(Short task): Scan the records and identify every line in which the string "submissions" occurs, then return those lines.

(Records for processing):

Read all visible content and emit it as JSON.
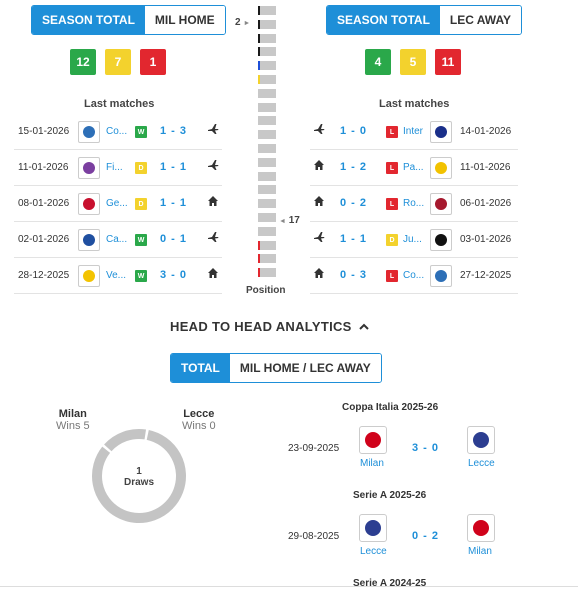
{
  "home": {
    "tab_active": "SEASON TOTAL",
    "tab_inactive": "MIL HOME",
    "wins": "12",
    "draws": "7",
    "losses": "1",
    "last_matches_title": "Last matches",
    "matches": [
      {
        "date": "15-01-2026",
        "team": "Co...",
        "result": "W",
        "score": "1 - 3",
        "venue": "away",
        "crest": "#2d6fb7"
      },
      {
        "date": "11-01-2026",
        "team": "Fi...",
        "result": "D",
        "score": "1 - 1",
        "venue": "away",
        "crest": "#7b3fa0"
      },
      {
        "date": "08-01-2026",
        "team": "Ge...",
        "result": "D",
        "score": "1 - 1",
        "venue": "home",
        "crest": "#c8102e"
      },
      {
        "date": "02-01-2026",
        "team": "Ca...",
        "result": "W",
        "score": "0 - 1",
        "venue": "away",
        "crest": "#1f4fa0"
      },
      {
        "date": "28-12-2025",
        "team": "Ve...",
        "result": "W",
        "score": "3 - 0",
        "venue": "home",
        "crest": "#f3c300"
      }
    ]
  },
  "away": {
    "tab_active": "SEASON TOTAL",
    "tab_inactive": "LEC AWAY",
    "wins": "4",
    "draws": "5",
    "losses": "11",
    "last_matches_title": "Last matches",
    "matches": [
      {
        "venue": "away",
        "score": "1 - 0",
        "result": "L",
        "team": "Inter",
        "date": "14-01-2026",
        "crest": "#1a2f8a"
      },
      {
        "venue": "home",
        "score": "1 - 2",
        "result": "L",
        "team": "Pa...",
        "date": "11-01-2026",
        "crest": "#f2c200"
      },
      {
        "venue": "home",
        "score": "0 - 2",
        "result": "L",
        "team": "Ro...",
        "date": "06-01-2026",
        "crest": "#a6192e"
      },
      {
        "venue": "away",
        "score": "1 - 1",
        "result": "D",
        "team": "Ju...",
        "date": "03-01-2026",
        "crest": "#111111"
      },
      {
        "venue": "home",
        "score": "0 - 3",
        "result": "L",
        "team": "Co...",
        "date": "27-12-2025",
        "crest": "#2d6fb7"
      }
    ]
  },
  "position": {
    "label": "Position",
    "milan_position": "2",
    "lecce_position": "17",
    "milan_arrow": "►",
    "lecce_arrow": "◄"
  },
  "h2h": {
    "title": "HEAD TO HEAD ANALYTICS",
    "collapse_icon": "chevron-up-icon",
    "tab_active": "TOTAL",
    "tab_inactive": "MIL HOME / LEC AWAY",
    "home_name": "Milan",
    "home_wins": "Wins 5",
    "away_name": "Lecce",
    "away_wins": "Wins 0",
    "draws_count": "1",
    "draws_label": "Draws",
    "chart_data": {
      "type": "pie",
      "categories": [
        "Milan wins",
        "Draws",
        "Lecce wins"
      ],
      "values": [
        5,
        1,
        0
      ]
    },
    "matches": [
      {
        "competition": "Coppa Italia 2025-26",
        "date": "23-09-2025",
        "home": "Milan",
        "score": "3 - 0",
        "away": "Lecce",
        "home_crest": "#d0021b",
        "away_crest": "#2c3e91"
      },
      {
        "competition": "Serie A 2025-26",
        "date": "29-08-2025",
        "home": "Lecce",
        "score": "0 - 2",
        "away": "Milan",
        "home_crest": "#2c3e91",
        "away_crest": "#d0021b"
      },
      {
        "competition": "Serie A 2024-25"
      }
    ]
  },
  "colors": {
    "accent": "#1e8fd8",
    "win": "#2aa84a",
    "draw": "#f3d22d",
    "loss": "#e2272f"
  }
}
==
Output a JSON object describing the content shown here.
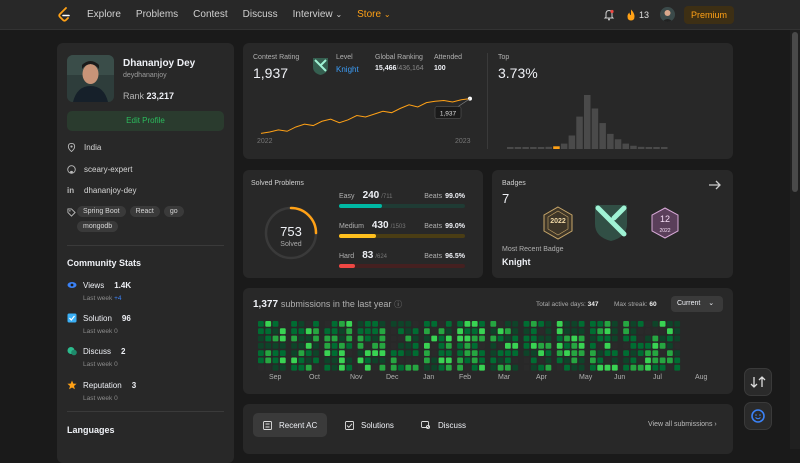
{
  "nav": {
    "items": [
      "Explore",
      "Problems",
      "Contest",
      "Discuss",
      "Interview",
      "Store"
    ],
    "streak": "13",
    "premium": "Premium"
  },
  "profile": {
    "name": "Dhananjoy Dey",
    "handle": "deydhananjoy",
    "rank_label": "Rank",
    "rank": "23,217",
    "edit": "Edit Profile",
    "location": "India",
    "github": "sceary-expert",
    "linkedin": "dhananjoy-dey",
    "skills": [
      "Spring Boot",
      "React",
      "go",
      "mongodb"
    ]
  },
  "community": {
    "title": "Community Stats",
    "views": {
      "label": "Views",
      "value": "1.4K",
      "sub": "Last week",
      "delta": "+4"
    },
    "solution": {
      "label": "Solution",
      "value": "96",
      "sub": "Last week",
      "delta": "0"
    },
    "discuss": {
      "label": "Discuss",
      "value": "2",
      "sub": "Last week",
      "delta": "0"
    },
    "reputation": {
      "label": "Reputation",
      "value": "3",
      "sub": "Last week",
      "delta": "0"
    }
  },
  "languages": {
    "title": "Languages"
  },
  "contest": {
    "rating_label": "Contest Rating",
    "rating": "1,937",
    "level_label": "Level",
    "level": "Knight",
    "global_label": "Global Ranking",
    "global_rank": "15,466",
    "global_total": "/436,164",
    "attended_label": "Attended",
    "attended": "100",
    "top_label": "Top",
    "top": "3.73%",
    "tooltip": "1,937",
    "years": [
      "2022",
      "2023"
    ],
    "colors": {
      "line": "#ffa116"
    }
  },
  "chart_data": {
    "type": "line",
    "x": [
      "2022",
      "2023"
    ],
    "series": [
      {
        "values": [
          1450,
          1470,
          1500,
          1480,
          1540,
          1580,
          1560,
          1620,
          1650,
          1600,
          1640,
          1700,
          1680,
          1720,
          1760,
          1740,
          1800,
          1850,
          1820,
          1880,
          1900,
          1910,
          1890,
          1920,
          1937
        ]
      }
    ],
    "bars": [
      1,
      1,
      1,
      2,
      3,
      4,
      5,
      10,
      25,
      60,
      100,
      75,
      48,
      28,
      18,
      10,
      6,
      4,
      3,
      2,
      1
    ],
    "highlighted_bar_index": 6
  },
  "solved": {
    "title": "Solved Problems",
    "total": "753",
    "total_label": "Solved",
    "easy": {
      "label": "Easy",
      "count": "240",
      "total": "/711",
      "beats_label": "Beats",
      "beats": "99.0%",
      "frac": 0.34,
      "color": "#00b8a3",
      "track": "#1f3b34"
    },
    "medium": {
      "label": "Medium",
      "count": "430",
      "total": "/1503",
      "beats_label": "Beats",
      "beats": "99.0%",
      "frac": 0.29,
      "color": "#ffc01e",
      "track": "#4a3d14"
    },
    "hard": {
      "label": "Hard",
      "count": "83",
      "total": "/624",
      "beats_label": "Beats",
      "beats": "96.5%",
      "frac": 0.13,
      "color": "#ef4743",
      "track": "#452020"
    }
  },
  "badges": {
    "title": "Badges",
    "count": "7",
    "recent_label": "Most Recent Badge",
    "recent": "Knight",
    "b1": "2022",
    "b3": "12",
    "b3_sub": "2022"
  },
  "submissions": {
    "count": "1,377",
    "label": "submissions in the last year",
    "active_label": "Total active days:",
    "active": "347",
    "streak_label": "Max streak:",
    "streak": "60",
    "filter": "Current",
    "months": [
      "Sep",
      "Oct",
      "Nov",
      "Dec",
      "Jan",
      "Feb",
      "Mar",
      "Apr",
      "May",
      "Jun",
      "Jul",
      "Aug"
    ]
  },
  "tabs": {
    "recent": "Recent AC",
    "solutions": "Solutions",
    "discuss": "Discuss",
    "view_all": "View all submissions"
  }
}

(Full answer):
  "submissions": {
    "label": "submissions in the last year",
    "view_all": "View all submissions"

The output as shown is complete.